## Kutipan Bacaan

> >

Ada China di Antara Amerika Serikat dan Iran

Opini | 22 Januari 2020, 18:41 WIB
Ilustrasi Konflik Amerika VS Iran (Sumber: Kompas TV)

Oleh Trias Kuncahyono

Pembunuhan terhadap Komandan Pasukan al-Quds, Korp Garda Revolusi Republik  Iran, Jenderal Qassem Soleimani, memunculkan rentetan dampak.

Ketegangan antara Amerika Serikat, pembunuh Soleimani, dan Iran tidak berhenti dengan penembakan rudal oleh Iran terhadap pangkalan militer Amerika Serikat di Irak: pangkalan udara Ain al-Assad di Propinsi Anbar, Irak barat dan di Erbil, ibu kota semi-otonomi Kurdistan. Akan tetapi, melebar ke mana-mana.

Baris dari kumpulan data:
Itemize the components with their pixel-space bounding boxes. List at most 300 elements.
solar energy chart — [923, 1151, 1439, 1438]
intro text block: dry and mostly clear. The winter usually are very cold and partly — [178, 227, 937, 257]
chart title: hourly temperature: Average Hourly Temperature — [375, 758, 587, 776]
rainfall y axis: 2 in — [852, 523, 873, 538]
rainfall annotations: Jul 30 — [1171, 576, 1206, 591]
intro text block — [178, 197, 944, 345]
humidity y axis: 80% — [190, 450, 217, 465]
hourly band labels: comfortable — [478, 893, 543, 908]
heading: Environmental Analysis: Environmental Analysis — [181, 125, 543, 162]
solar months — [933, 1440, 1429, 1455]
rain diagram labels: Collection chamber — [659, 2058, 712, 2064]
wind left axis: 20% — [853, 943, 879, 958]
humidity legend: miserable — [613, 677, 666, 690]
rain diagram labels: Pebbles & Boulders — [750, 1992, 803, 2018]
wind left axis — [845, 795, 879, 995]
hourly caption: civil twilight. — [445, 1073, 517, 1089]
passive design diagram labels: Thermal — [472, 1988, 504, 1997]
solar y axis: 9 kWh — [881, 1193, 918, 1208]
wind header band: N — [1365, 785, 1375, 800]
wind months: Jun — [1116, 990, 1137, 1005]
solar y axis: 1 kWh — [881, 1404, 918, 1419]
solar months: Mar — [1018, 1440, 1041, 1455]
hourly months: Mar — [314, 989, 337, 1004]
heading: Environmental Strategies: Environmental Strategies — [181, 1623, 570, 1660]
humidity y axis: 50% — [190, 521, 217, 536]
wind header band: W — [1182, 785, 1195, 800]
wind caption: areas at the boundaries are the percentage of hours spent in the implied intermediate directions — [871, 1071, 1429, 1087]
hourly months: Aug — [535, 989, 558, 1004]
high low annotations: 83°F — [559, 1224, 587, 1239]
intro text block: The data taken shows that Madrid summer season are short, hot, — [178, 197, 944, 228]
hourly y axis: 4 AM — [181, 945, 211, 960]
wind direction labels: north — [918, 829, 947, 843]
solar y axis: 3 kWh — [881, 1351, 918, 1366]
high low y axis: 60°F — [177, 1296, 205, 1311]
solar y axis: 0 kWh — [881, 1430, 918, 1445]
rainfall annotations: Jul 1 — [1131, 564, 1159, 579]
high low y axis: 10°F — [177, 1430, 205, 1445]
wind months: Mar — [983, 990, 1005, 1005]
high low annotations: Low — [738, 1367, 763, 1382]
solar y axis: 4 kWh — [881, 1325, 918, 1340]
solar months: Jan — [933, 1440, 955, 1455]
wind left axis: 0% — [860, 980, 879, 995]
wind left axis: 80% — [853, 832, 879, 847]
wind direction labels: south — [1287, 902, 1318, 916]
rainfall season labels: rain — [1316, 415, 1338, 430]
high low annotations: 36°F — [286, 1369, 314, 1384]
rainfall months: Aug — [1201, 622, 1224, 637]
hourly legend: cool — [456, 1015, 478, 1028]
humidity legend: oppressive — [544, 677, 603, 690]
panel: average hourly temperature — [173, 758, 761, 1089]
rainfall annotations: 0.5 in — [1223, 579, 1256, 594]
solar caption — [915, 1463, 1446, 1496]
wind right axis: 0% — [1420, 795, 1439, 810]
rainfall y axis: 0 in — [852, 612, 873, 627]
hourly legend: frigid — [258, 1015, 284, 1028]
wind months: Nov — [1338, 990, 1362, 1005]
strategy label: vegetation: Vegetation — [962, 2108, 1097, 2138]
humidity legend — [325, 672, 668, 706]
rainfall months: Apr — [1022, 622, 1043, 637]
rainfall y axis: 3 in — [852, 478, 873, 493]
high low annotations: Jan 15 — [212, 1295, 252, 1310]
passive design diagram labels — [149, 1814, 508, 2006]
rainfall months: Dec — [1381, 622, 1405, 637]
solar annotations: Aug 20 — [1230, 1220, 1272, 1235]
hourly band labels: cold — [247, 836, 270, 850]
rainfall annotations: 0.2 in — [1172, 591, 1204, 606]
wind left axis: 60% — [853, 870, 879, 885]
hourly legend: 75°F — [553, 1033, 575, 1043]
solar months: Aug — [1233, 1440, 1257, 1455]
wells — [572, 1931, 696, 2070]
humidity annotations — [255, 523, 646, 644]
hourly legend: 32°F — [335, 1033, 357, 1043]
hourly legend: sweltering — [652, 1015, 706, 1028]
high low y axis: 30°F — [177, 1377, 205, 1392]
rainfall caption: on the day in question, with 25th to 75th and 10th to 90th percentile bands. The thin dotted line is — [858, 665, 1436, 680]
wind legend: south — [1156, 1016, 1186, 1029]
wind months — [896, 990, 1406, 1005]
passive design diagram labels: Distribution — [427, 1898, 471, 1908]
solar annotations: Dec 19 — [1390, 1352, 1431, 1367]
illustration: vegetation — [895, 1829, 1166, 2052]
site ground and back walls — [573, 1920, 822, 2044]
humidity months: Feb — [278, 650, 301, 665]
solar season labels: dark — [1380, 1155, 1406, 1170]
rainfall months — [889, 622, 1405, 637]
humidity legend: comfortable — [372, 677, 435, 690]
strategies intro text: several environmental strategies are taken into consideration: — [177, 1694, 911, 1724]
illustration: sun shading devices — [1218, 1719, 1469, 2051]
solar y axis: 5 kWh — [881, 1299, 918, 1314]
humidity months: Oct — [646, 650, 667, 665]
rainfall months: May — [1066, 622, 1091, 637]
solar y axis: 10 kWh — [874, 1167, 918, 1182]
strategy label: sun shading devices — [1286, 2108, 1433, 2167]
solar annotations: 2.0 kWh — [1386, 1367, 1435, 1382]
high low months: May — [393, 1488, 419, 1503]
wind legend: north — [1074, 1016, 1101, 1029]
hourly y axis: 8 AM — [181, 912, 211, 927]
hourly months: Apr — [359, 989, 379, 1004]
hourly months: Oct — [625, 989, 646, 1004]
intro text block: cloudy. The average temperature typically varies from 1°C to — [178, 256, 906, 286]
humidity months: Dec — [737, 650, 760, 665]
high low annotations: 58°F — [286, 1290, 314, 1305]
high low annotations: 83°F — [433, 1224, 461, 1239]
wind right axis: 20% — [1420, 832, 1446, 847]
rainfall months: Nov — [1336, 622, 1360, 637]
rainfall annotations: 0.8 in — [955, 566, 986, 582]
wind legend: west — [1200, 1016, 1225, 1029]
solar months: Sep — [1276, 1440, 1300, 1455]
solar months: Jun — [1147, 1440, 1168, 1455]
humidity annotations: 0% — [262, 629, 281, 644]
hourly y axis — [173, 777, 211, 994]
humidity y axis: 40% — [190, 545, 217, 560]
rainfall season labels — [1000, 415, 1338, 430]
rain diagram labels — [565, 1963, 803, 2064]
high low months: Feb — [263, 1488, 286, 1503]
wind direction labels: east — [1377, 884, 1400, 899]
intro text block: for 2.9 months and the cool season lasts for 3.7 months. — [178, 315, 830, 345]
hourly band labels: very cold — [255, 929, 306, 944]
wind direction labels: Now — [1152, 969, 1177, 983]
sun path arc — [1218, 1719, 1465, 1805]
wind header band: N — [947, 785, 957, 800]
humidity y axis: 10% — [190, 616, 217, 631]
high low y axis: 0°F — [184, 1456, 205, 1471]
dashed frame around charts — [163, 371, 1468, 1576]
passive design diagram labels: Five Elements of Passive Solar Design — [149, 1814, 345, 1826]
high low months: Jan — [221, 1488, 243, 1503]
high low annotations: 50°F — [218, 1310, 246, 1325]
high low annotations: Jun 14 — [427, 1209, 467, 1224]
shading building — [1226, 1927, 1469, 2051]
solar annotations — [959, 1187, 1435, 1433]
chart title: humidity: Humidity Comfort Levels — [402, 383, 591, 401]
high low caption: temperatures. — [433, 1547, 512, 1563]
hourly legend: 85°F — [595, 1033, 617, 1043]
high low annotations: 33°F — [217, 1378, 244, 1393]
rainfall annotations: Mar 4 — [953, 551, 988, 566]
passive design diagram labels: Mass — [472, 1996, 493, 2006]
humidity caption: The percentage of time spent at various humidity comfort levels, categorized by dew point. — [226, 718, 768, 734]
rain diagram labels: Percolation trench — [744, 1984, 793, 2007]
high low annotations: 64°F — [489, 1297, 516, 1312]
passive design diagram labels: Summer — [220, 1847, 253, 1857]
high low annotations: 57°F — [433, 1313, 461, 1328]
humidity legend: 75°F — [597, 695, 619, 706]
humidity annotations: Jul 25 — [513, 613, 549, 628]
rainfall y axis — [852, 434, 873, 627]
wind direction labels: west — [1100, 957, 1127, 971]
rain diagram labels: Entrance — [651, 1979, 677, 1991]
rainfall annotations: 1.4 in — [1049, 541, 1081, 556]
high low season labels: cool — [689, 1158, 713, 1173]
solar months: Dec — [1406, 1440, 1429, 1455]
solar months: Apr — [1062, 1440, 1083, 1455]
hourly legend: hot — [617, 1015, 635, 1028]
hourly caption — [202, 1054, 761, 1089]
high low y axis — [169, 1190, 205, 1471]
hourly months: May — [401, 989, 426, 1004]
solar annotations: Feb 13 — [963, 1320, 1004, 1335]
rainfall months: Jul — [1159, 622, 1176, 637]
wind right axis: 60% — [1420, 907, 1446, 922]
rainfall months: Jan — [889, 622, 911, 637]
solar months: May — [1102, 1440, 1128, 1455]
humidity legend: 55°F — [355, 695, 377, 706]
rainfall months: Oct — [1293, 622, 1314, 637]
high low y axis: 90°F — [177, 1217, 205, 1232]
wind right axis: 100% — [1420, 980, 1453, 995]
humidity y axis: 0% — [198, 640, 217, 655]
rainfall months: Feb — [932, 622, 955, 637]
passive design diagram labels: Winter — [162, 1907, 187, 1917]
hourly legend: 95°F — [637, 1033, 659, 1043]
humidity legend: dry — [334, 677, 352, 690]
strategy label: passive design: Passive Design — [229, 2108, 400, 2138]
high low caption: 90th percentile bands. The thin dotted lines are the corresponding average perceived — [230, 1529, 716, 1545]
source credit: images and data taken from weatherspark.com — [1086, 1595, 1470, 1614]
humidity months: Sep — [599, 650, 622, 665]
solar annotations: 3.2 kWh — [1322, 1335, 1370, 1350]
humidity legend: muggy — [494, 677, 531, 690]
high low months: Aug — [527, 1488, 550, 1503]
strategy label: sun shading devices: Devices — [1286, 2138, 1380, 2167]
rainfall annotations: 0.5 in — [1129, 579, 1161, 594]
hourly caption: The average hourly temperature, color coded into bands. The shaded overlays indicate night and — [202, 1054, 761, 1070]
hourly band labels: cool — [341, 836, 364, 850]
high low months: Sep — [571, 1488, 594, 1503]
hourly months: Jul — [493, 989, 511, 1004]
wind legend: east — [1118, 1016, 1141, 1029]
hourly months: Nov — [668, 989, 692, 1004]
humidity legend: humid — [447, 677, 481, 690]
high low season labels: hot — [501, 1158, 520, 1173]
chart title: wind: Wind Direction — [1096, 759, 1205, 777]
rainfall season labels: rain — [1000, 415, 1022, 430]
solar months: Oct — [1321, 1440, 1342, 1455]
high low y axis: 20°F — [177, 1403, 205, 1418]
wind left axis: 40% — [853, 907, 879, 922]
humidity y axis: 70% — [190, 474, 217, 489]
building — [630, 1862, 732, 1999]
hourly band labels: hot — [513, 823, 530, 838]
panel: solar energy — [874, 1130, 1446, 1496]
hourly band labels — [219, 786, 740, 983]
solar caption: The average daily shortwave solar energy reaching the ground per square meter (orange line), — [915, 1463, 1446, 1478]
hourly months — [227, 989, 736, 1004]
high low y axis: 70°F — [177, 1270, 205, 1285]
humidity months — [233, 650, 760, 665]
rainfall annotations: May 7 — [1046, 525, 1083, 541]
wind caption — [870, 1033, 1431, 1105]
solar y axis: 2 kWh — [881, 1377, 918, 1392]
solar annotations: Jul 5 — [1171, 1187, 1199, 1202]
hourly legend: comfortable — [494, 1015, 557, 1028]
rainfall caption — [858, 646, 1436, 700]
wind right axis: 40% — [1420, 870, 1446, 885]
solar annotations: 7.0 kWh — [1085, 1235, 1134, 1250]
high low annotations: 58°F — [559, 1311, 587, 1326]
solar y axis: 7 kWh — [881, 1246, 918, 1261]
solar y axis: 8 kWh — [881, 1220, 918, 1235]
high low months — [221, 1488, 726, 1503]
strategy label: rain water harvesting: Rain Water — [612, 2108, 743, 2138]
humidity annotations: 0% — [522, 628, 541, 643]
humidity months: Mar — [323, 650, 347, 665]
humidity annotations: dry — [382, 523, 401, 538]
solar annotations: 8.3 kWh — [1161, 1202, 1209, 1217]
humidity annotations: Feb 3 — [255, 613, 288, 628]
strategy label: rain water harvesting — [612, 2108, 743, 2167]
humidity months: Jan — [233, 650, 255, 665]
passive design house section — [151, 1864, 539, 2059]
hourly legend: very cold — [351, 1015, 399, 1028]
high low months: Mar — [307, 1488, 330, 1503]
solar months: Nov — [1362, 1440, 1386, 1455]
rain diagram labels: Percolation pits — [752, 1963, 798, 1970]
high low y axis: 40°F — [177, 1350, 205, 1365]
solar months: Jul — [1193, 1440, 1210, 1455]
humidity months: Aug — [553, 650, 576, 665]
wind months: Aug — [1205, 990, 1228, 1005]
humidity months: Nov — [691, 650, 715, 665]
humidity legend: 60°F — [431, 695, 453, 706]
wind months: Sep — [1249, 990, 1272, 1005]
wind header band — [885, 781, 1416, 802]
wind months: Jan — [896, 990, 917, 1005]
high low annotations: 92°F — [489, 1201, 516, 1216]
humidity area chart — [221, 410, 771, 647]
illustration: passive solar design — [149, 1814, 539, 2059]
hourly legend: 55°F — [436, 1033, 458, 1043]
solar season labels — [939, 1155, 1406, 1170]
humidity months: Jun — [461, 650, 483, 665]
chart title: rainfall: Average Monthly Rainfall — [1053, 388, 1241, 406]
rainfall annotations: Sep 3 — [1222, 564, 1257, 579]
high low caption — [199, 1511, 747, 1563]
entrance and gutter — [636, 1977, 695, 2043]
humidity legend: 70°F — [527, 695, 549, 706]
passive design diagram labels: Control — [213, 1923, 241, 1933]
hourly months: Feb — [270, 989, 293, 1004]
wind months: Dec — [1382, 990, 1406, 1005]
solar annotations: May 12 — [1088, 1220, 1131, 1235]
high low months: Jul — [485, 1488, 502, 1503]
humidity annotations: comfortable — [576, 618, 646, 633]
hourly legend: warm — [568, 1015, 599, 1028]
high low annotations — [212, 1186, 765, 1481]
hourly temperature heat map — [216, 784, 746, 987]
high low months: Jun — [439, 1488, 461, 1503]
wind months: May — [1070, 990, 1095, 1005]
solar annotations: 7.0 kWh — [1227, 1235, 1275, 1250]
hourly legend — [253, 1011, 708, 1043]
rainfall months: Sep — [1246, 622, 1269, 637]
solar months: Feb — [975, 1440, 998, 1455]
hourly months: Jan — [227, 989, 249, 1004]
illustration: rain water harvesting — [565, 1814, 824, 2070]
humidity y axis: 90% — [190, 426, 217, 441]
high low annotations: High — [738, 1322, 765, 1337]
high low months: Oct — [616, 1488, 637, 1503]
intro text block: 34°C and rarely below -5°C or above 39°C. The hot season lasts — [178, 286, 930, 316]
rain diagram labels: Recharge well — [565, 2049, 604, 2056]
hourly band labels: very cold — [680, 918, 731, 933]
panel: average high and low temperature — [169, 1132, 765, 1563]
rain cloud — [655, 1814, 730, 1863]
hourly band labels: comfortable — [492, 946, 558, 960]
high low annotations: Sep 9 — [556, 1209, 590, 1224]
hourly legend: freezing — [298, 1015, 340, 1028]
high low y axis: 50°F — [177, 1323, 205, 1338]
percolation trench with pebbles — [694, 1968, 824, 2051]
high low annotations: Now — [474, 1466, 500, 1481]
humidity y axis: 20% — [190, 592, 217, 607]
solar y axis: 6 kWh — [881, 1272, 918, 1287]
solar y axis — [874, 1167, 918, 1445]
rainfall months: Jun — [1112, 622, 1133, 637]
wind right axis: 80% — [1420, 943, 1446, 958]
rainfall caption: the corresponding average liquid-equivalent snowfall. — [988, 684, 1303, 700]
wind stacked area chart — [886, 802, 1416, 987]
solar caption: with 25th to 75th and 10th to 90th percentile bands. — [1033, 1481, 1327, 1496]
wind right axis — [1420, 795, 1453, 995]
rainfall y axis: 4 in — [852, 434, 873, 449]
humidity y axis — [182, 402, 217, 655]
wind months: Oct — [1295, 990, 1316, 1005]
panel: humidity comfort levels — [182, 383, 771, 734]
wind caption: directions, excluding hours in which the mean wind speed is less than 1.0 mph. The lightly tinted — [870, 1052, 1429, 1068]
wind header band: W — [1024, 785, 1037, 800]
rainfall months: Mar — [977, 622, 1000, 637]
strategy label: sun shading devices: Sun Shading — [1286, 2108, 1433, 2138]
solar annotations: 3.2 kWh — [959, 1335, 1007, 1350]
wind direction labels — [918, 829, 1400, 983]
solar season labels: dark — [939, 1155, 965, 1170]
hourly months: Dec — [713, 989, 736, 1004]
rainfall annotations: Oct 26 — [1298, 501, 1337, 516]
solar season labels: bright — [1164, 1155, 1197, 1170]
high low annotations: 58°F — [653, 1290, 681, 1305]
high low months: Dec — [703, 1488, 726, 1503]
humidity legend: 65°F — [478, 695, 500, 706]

## Tugas Wajib
a) Cocok atau tidak pernyataan berikut dengan kutipan bacaan? Jawab ya atau tidak untuk tiap pernyataan, dan sertakan kata-kata penentunya dari teks.
(i) Qassem Soleimani adalah Komandan Pasukan al-Quds.
(ii) Ketegangan antara Amerika Serikat dan Iran berhenti setelah Iran menembakkan rudal.
(iii) Erbil adalah ibu kota Propinsi Anbar.
b) Terjemahkan kalimat dari kutipan bacaan ini ke bahasa Inggris: "Pembunuhan terhadap Komandan Pasukan al-Quds, Korp Garda Revolusi Republik  Iran, Jenderal Qassem Soleimani, memunculkan rentetan dampak."
c) Salin persis bagian kutipan bacaan mulai dari kata-kata yang memuat "Opini | 22 Januari" dan berhenti setelah "melebar ke mana-mana.".

## Pembahasan
a)
(i) Ya: "Komandan Pasukan al-Quds"
(ii) Tidak: "tidak berhenti dengan penembakan rudal oleh Iran"
(iii) Tidak: "di Erbil, ibu kota semi-otonomi Kurdistan"

b) The killing of the Commander of the al-Quds Force of the Revolutionary Guard Corps of the Republic of Iran, General Qassem Soleimani, set off a string of consequences.

c)
Opini | 22 Januari 2020, 18:41 WIB
Ilustrasi Konflik Amerika VS Iran (Sumber: Kompas TV)

Oleh Trias Kuncahyono

Pembunuhan terhadap Komandan Pasukan al-Quds, Korp Garda Revolusi Republik  Iran, Jenderal Qassem Soleimani, memunculkan rentetan dampak.

Ketegangan antara Amerika Serikat, pembunuh Soleimani, dan Iran tidak berhenti dengan penembakan rudal oleh Iran terhadap pangkalan militer Amerika Serikat di Irak: pangkalan udara Ain al-Assad di Propinsi Anbar, Irak barat dan di Erbil, ibu kota semi-otonomi Kurdistan. Akan tetapi, melebar ke mana-mana.